— Exercise task 1 —
Output the stretch of the forum thread about the sable pup from "## burdock87 (Oct" through "dog for you!", word for word.

— Excerpted passage —
# Sable Pup!



## Oskar's Human (Jan 22, 2014)

My now 15 week old pup is doing awesome! He knows: Come, Sit, Down, Right (give me your right paw) and Left (give me your left paw). Also had a hiccup with some resource guarding last week, but after a few treats during meal time and filling only half his bowl then adding the second half while eating, I now have a dog I can call over to me while he is knee deep in his bowl tails a-waggin!

Hope everyone else's precious treasures are doing just as well. Pretty sure I am in love :wub:


----------



## Oskar's Human (Jan 22, 2014)

not to brag but look how dark he is getting! oh and weighing in at 38.6  I'm gonna have a big puppy.... :crazy:


----------



## K9POPPY (Mar 6, 2014)

What a handsome pup, more pics!!!!!!!!!!!please! Bob


----------



## Mister C (Jan 14, 2014)

great looking pup. And he's doing great.

I just love sables.


----------



## Oskar's Human (Jan 22, 2014)

Here is a few more from the other day!


----------



## Redrider469 (Jul 19, 2013)

Great looking puppy! Nice that he's learning so fast!!


----------



## burdock87 (Oct 17, 2013)

oh my gosh is he ever gorgeous! The more pups I see the more anxious I get for my own in a few months. -sigh- one day. Good job with training. I bet he'll be a fantastic dog for you!


----------



## KathrynApril (Oct 3, 2013)

He's adorable

Sent from Petguide.com Free App


----------



## Oskar's Human (Jan 22, 2014)

— Stored rows —
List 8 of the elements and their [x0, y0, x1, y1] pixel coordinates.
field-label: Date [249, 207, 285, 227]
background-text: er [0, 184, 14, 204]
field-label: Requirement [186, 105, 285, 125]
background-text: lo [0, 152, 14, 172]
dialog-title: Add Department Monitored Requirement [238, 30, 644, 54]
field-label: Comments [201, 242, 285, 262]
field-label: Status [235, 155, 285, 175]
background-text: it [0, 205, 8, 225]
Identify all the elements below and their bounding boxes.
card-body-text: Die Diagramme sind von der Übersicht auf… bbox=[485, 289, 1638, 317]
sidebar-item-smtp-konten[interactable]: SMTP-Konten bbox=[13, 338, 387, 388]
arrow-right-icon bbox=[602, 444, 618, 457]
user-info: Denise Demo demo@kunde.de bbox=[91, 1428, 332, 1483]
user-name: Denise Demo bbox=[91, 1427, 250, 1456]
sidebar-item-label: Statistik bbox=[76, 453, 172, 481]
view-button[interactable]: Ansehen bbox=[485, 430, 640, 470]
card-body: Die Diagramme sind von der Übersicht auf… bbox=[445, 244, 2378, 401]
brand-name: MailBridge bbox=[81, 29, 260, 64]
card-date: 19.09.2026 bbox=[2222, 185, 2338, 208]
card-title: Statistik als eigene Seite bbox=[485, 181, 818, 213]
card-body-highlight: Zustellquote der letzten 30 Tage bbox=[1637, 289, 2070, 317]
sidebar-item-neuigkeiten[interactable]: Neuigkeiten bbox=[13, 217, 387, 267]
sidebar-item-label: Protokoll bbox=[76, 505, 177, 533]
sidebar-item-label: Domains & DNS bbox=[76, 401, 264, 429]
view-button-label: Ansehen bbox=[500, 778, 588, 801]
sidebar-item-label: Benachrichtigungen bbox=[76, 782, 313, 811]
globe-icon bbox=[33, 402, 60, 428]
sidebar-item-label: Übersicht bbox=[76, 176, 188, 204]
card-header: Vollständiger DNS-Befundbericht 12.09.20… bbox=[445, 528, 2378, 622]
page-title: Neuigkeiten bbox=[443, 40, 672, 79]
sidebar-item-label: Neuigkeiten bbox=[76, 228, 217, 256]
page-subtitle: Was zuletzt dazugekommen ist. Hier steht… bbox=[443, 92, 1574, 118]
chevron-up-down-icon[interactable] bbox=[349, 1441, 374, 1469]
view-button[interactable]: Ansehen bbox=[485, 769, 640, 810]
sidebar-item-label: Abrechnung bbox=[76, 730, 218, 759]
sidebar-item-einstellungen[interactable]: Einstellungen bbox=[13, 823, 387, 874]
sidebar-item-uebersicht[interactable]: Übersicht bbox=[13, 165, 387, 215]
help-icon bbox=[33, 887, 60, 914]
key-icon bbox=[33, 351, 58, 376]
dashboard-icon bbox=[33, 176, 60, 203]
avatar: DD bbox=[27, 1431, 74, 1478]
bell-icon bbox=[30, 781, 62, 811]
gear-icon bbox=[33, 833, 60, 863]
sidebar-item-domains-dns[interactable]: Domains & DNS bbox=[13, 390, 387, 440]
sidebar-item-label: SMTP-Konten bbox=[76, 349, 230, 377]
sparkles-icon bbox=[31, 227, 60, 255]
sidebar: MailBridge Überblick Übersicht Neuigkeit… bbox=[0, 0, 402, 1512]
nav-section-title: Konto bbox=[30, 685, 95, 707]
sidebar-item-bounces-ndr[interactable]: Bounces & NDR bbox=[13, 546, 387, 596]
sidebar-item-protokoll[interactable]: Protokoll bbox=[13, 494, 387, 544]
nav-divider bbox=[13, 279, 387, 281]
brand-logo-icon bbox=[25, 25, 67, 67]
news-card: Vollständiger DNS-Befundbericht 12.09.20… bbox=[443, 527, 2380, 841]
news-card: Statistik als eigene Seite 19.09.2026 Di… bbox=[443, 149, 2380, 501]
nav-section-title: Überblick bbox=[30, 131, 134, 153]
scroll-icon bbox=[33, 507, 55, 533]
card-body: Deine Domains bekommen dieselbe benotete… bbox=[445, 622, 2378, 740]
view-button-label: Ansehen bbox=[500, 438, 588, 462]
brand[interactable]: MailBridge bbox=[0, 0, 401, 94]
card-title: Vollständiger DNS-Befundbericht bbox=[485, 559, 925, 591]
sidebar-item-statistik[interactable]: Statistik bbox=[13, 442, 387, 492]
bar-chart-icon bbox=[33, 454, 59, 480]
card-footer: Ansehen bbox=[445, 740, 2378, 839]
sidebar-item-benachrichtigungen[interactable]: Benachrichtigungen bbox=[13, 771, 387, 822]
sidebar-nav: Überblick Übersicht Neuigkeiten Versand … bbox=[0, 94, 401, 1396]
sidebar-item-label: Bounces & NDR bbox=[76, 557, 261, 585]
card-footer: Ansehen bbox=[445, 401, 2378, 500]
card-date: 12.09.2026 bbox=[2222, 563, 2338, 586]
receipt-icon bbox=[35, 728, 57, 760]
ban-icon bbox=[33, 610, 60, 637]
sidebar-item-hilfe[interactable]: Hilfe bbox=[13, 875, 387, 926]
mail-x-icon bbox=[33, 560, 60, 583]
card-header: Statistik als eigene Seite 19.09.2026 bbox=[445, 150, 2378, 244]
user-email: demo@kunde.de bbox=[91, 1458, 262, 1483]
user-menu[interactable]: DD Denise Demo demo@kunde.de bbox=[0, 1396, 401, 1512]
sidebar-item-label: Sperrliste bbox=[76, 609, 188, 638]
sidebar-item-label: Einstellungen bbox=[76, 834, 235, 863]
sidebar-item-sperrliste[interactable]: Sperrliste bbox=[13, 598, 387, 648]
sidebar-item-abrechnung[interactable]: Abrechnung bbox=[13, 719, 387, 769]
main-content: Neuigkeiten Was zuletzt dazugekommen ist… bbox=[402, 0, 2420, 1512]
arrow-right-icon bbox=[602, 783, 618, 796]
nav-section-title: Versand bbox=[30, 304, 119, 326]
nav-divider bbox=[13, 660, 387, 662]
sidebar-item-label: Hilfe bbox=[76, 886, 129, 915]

— Exercise task 2 —
Return the stretch of the listing from its first line through the line containing "field-label: Comments [201, 242, 285, 262]", with each line unchanged.

— Exercise answer 1 —
## burdock87 (Oct 17, 2013)

oh my gosh is he ever gorgeous! The more pups I see the more anxious I get for my own in a few months. -sigh- one day. Good job with training. I bet he'll be a fantastic dog for you!

— Exercise answer 2 —
List 8 of the elements and their [x0, y0, x1, y1] pixel coordinates.
field-label: Date [249, 207, 285, 227]
background-text: er [0, 184, 14, 204]
field-label: Requirement [186, 105, 285, 125]
background-text: lo [0, 152, 14, 172]
dialog-title: Add Department Monitored Requirement [238, 30, 644, 54]
field-label: Comments [201, 242, 285, 262]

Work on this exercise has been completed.